> **Objective**: Your job is to retype all of the data word for word, leaving every image out.

··· Material ···

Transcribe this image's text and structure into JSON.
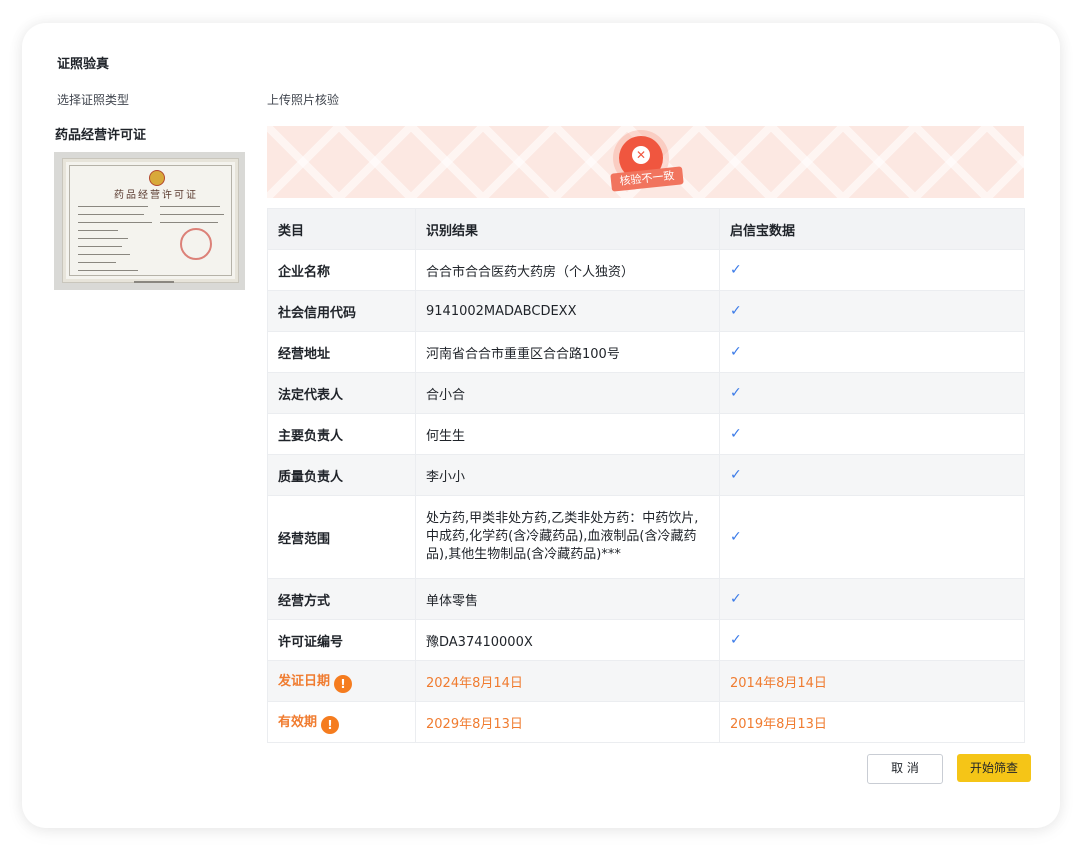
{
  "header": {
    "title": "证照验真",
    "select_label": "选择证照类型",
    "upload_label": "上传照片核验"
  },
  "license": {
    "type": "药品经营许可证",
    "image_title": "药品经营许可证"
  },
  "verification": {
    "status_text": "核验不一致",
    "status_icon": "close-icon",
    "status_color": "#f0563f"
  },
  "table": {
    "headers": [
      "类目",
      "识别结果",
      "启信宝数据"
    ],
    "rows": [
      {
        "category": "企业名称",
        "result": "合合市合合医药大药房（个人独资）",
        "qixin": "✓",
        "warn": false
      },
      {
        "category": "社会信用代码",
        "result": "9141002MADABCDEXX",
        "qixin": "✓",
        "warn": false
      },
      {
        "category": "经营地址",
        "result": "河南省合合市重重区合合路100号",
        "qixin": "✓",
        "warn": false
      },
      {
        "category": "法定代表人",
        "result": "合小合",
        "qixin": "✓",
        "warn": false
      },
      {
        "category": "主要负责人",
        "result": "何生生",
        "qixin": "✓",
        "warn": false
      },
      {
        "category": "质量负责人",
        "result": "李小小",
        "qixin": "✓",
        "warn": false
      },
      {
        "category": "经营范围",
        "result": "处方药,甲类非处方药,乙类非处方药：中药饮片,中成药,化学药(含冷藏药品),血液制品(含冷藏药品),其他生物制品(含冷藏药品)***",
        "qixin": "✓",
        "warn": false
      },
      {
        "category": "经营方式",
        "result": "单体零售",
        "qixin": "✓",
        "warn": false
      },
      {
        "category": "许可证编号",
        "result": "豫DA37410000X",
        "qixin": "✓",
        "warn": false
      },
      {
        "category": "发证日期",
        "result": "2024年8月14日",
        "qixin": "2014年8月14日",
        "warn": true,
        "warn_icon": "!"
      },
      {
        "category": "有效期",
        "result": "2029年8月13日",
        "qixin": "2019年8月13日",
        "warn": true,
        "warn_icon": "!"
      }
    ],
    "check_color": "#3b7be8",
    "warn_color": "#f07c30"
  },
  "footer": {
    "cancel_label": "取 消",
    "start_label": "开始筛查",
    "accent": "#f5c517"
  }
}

···

> **Result**:
Transcribe this image's text and structure into JSON.
{
  "header": {
    "title": "证照验真",
    "select_label": "选择证照类型",
    "upload_label": "上传照片核验"
  },
  "license": {
    "type": "药品经营许可证",
    "image_title": "药品经营许可证"
  },
  "verification": {
    "status_text": "核验不一致",
    "status_icon": "close-icon",
    "status_color": "#f0563f"
  },
  "table": {
    "headers": [
      "类目",
      "识别结果",
      "启信宝数据"
    ],
    "rows": [
      {
        "category": "企业名称",
        "result": "合合市合合医药大药房（个人独资）",
        "qixin": "✓",
        "warn": false
      },
      {
        "category": "社会信用代码",
        "result": "9141002MADABCDEXX",
        "qixin": "✓",
        "warn": false
      },
      {
        "category": "经营地址",
        "result": "河南省合合市重重区合合路100号",
        "qixin": "✓",
        "warn": false
      },
      {
        "category": "法定代表人",
        "result": "合小合",
        "qixin": "✓",
        "warn": false
      },
      {
        "category": "主要负责人",
        "result": "何生生",
        "qixin": "✓",
        "warn": false
      },
      {
        "category": "质量负责人",
        "result": "李小小",
        "qixin": "✓",
        "warn": false
      },
      {
        "category": "经营范围",
        "result": "处方药,甲类非处方药,乙类非处方药：中药饮片,中成药,化学药(含冷藏药品),血液制品(含冷藏药品),其他生物制品(含冷藏药品)***",
        "qixin": "✓",
        "warn": false
      },
      {
        "category": "经营方式",
        "result": "单体零售",
        "qixin": "✓",
        "warn": false
      },
      {
        "category": "许可证编号",
        "result": "豫DA37410000X",
        "qixin": "✓",
        "warn": false
      },
      {
        "category": "发证日期",
        "result": "2024年8月14日",
        "qixin": "2014年8月14日",
        "warn": true,
        "warn_icon": "!"
      },
      {
        "category": "有效期",
        "result": "2029年8月13日",
        "qixin": "2019年8月13日",
        "warn": true,
        "warn_icon": "!"
      }
    ],
    "check_color": "#3b7be8",
    "warn_color": "#f07c30"
  },
  "footer": {
    "cancel_label": "取 消",
    "start_label": "开始筛查",
    "accent": "#f5c517"
  }
}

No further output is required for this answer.